Goals:
a. Transcribe the part of the XFS mailing list reply starting with "Perhaps you can" and going on through "mail got lost.".
b. Say whether each statement below agrees with the XFS mailing list reply, answering yes or no and quoting the words of the reply that decide it. (i) Stefan downloaded the 2.4.15-pre7 kernel from cvs. (ii) Eric has often seen the last couple bytes go missing with xfs. (iii) The original message is dated Sun, 25 Nov 2001.

Text:
════
Yep, it made it to the list...
I have never seen this sort of thing w/ xfs (last couple bytes missing)
Perhaps you can run xfs_repair -n on the filesystem, and see if it looks
ok?
Using gcc 3.x is no-mans land at the moment... different code in the
kernel could pressure the compiler in different ways, it's possible that a
bug popped up as a result.
-Eric
On Thu, 29 Nov 2001, Stefan Smietanowski wrote:
> Ok. Either noone cared or this mail got lost.
>
> Could someone at least acknowledge reception?
>
> Thanx
>
> // Stefan
>
>
> -------- Original Message --------
> Subject: Fatal filesystem bug?
> Date: Sun, 25 Nov 2001 01:28:04 +0100
> From: Stefan Smietanowski <stesmi@xxxxxxxxxx>
> To: linux-xfs@xxxxxxxxxxx
>
> Hi people.
>
> I might have triggered a bug, but I haven't looked into where it's at.
> If it's the filesystem or the kernel.
>
> I downloaded the 2.4.15-pre7 kernel from cvs and I ran it for 24 hours
> about.
>
> Today I went into a directory to run a program and the binary was ..
> broken. Couldn't load.
════
Stored data:
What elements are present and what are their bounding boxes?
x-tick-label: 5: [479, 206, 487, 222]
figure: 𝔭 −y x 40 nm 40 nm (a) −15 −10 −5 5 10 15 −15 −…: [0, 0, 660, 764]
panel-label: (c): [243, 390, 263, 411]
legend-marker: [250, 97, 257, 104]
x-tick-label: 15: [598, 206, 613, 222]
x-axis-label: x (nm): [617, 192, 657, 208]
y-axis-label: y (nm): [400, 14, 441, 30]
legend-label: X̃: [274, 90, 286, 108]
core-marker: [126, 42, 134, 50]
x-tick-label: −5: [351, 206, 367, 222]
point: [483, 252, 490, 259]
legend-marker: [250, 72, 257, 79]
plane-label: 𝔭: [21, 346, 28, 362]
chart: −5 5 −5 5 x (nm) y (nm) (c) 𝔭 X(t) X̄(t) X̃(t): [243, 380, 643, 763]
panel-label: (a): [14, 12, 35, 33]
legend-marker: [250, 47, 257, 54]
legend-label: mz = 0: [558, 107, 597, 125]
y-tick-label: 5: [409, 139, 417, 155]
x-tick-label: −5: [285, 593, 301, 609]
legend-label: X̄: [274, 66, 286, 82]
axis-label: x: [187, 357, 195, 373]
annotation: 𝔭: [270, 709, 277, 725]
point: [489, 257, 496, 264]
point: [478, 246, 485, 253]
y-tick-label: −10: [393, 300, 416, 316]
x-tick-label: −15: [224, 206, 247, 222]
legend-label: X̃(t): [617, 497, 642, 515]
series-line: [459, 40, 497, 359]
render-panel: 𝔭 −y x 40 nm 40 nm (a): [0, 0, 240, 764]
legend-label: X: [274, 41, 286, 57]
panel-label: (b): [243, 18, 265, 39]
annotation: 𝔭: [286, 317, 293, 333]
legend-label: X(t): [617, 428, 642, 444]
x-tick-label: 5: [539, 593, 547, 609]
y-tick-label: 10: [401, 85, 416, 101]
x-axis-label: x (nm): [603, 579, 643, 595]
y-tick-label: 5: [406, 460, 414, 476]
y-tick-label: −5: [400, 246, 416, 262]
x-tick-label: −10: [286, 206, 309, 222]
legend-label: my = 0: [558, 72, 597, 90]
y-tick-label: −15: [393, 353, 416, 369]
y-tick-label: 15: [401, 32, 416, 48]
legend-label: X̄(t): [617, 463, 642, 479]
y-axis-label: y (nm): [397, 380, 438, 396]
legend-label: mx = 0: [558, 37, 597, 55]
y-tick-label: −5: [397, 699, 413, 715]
════
Solutions by task:
a.
Perhaps you can run xfs_repair -n on the filesystem, and see if it looks
ok?
Using gcc 3.x is no-mans land at the moment... different code in the
kernel could pressure the compiler in different ways, it's possible that a
bug popped up as a result.
-Eric
On Thu, 29 Nov 2001, Stefan Smietanowski wrote:
> Ok. Either noone cared or this mail got lost.

b.
(i) Yes: "I downloaded the 2.4.15-pre7 kernel from cvs"
(ii) No: "I have never seen this sort of thing w/ xfs (last couple bytes missing)"
(iii) Yes: "Date: Sun, 25 Nov 2001 01:28:04 +0100"